● **WHAT THE TASK REQUIRES**: Copy the material from its first line through the line containing "factor-cell: 8.4091 [1293,1333,1476,1361]", swapping "Sinking" for "Amortization" and changing nothing else.

● **DATASET ENTRIES**:

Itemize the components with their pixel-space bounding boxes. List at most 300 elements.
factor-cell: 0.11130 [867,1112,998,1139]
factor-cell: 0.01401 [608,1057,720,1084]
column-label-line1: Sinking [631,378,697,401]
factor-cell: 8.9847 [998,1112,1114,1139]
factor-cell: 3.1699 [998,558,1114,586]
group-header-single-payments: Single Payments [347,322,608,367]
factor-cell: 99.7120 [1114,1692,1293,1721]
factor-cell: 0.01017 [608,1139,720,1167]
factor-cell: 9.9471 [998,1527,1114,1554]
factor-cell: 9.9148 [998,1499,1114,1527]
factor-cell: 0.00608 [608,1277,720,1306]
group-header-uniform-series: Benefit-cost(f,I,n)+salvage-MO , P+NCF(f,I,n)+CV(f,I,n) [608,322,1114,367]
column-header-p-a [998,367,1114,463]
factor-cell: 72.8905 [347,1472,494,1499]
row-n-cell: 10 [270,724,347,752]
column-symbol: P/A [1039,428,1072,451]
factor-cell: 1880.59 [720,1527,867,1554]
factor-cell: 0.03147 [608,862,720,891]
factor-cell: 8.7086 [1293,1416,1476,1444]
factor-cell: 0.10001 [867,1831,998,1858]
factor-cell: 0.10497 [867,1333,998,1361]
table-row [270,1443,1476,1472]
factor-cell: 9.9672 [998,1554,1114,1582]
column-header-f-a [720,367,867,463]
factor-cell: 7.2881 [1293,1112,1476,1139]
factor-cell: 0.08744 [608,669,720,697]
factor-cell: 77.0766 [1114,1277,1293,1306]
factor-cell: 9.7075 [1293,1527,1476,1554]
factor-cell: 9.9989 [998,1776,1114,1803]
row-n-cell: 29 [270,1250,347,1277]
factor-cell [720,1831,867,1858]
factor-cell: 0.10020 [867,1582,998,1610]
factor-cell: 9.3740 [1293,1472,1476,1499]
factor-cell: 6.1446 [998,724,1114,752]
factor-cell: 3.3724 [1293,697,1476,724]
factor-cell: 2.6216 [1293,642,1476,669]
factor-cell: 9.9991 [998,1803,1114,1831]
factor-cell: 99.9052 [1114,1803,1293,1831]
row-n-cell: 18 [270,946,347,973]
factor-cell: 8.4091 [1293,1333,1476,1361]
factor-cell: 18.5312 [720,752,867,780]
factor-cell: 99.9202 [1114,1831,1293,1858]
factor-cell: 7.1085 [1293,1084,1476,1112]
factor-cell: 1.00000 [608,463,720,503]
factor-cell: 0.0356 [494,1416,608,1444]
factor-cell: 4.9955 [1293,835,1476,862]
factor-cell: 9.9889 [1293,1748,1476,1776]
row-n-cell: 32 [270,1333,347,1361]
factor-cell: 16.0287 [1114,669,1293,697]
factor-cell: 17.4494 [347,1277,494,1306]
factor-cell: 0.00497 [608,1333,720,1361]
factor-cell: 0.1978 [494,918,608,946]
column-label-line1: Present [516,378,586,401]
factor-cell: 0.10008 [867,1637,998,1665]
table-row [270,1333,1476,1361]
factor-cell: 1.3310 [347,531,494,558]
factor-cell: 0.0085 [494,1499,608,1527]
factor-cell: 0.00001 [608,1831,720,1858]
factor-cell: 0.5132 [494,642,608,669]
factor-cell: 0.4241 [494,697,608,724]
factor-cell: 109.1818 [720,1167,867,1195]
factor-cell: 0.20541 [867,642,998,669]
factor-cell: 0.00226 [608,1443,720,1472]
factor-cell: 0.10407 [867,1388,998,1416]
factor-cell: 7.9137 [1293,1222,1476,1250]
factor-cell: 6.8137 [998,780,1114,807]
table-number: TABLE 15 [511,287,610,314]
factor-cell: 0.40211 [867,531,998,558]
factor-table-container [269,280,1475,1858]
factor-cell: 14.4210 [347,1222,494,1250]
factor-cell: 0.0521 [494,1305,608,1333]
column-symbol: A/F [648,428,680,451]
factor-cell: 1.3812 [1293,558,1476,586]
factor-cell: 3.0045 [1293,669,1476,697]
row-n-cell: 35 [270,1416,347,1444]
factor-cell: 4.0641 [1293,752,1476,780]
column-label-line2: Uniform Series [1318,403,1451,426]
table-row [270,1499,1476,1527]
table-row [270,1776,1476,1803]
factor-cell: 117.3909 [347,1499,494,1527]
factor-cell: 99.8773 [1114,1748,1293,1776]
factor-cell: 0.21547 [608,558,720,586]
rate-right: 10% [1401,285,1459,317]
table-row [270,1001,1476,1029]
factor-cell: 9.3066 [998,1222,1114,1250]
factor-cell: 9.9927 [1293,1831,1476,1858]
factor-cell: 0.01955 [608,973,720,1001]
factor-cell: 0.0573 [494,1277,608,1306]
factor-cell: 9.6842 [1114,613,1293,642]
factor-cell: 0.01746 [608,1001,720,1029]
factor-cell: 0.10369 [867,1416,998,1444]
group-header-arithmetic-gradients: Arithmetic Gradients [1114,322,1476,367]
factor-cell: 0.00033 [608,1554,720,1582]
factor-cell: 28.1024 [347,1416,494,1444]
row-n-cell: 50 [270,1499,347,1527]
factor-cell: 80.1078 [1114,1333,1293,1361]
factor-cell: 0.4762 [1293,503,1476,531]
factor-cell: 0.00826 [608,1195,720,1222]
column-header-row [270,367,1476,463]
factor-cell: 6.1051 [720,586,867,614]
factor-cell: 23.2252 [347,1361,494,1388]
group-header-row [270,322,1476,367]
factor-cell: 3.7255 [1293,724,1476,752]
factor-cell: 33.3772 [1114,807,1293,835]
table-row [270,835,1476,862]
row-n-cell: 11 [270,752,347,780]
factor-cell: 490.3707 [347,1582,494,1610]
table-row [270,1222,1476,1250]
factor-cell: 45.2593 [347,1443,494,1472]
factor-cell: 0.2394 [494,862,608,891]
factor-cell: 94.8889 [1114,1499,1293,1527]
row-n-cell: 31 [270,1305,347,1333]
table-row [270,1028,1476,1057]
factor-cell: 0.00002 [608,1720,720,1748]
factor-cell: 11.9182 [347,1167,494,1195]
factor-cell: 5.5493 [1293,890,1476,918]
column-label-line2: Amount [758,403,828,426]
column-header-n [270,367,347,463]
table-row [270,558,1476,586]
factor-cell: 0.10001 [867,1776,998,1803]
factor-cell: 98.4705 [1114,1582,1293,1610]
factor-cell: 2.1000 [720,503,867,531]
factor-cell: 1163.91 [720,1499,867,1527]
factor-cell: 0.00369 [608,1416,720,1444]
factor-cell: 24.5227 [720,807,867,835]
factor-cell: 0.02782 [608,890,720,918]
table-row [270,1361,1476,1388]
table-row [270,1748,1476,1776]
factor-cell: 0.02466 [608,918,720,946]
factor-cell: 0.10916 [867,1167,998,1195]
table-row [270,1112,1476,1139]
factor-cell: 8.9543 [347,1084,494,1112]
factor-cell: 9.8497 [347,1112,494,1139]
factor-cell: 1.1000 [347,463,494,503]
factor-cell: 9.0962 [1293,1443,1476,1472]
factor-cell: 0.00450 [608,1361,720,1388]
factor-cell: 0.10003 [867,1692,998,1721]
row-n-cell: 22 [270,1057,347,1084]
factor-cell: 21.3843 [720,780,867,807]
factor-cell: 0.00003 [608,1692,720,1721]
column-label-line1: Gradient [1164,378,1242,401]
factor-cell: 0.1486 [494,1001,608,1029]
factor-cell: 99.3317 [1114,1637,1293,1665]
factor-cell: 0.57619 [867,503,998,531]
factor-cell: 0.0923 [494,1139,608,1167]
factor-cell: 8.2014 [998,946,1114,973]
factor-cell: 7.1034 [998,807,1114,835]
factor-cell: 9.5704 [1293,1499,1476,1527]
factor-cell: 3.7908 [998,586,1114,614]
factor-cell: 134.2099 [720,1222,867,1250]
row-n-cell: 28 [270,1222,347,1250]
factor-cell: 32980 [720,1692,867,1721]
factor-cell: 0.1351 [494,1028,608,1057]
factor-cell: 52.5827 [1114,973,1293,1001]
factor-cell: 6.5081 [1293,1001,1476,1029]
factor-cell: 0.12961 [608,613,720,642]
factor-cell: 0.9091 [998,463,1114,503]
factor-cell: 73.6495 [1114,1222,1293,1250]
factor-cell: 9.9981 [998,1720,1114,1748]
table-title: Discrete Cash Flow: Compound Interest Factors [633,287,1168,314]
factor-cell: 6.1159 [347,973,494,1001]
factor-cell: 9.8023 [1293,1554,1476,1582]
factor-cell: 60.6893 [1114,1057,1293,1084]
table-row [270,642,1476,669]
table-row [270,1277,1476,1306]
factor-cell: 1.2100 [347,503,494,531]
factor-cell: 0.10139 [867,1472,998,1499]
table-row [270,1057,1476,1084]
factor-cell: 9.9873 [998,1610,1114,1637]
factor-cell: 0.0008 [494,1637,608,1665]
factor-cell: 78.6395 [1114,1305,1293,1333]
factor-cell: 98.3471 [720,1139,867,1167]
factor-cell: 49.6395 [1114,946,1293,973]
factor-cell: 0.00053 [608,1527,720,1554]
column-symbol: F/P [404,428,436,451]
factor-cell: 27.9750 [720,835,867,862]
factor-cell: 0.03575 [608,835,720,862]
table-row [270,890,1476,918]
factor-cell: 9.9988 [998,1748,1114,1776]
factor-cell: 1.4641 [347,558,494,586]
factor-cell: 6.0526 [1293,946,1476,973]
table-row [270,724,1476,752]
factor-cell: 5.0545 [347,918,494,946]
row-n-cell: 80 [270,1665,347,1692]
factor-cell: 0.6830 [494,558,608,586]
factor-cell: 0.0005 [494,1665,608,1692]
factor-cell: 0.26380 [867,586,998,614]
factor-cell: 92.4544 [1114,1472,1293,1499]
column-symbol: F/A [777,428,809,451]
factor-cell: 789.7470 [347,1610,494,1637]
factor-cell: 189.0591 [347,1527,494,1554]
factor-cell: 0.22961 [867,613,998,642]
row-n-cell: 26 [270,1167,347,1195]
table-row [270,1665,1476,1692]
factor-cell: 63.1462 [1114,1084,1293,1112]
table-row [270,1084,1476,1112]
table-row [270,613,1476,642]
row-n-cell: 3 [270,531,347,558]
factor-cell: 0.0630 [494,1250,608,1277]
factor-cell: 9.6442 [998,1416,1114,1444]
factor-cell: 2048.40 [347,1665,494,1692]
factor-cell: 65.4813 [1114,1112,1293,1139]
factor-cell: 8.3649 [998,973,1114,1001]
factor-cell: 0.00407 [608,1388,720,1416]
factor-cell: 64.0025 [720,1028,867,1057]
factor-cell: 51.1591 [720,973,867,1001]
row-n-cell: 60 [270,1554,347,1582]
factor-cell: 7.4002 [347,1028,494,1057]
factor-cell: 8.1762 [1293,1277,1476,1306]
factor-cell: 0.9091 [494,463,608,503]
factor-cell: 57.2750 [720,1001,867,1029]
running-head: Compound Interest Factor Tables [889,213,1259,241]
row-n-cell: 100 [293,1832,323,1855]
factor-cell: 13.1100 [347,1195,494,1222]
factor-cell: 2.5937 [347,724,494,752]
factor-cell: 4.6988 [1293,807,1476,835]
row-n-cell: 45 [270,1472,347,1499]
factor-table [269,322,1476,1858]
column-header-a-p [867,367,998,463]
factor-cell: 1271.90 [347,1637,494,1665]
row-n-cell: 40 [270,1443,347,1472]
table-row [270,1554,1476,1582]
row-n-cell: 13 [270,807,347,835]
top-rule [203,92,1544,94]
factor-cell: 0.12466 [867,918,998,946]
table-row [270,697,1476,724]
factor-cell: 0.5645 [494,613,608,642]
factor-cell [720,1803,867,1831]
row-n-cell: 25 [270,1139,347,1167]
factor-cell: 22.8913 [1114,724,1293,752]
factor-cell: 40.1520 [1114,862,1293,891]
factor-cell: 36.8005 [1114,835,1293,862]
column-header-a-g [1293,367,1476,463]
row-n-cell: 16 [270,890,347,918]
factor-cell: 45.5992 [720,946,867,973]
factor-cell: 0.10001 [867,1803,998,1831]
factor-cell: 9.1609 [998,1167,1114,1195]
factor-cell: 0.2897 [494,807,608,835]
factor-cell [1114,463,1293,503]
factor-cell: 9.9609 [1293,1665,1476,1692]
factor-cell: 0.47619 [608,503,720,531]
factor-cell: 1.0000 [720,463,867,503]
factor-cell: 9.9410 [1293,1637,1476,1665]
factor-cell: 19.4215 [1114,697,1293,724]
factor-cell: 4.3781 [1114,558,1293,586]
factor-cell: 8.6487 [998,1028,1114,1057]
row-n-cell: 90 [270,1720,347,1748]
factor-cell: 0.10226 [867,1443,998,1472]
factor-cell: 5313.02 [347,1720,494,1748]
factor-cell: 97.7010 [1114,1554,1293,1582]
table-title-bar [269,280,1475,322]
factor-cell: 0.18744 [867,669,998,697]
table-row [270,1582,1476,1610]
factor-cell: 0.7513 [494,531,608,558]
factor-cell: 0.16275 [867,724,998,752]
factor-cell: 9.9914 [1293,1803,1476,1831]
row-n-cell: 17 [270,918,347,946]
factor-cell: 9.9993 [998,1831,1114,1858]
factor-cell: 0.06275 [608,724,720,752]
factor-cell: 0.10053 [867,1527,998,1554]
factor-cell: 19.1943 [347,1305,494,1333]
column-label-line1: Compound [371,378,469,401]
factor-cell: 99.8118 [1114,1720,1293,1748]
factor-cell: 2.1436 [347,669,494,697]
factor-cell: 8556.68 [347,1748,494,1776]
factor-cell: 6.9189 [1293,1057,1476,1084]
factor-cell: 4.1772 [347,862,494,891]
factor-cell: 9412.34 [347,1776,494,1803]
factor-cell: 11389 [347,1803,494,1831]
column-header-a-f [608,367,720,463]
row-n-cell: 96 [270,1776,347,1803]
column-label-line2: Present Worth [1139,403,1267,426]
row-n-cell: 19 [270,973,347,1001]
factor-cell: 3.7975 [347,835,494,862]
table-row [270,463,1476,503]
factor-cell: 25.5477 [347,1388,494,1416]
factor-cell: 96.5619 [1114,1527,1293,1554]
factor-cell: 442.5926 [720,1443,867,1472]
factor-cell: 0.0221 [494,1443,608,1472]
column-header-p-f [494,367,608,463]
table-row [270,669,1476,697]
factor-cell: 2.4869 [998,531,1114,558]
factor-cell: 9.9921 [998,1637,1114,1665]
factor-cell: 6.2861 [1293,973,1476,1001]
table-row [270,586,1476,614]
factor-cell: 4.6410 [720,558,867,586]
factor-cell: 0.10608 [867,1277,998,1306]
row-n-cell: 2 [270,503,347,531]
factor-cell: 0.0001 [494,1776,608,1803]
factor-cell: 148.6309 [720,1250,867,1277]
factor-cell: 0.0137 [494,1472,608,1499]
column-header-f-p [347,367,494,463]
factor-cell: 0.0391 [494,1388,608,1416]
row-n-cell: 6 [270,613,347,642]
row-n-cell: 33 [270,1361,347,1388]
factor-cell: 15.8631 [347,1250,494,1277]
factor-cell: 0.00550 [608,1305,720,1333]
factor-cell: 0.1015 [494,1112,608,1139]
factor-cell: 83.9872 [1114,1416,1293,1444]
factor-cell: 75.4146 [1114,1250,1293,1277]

● **CORRECT RESPONSE**:
Itemize the components with their pixel-space bounding boxes. List at most 300 elements.
factor-cell: 0.11130 [867,1112,998,1139]
factor-cell: 0.01401 [608,1057,720,1084]
column-label-line1: Amortization [631,378,697,401]
factor-cell: 8.9847 [998,1112,1114,1139]
factor-cell: 3.1699 [998,558,1114,586]
group-header-single-payments: Single Payments [347,322,608,367]
factor-cell: 99.7120 [1114,1692,1293,1721]
factor-cell: 0.01017 [608,1139,720,1167]
factor-cell: 9.9471 [998,1527,1114,1554]
factor-cell: 9.9148 [998,1499,1114,1527]
factor-cell: 0.00608 [608,1277,720,1306]
group-header-uniform-series: Benefit-cost(f,I,n)+salvage-MO , P+NCF(f,I,n)+CV(f,I,n) [608,322,1114,367]
column-header-p-a [998,367,1114,463]
factor-cell: 72.8905 [347,1472,494,1499]
row-n-cell: 10 [270,724,347,752]
column-symbol: P/A [1039,428,1072,451]
factor-cell: 1880.59 [720,1527,867,1554]
factor-cell: 0.03147 [608,862,720,891]
factor-cell: 8.7086 [1293,1416,1476,1444]
factor-cell: 0.10001 [867,1831,998,1858]
factor-cell: 0.10497 [867,1333,998,1361]
table-row [270,1443,1476,1472]
factor-cell: 9.9672 [998,1554,1114,1582]
column-header-f-a [720,367,867,463]
factor-cell: 7.2881 [1293,1112,1476,1139]
factor-cell: 0.08744 [608,669,720,697]
factor-cell: 77.0766 [1114,1277,1293,1306]
factor-cell: 9.7075 [1293,1527,1476,1554]
factor-cell: 9.9989 [998,1776,1114,1803]
row-n-cell: 29 [270,1250,347,1277]
factor-cell [720,1831,867,1858]
factor-cell: 0.10020 [867,1582,998,1610]
factor-cell: 9.3740 [1293,1472,1476,1499]
factor-cell: 6.1446 [998,724,1114,752]
factor-cell: 3.3724 [1293,697,1476,724]
factor-cell: 2.6216 [1293,642,1476,669]
factor-cell: 9.9991 [998,1803,1114,1831]
factor-cell: 99.9052 [1114,1803,1293,1831]
row-n-cell: 18 [270,946,347,973]
factor-cell: 8.4091 [1293,1333,1476,1361]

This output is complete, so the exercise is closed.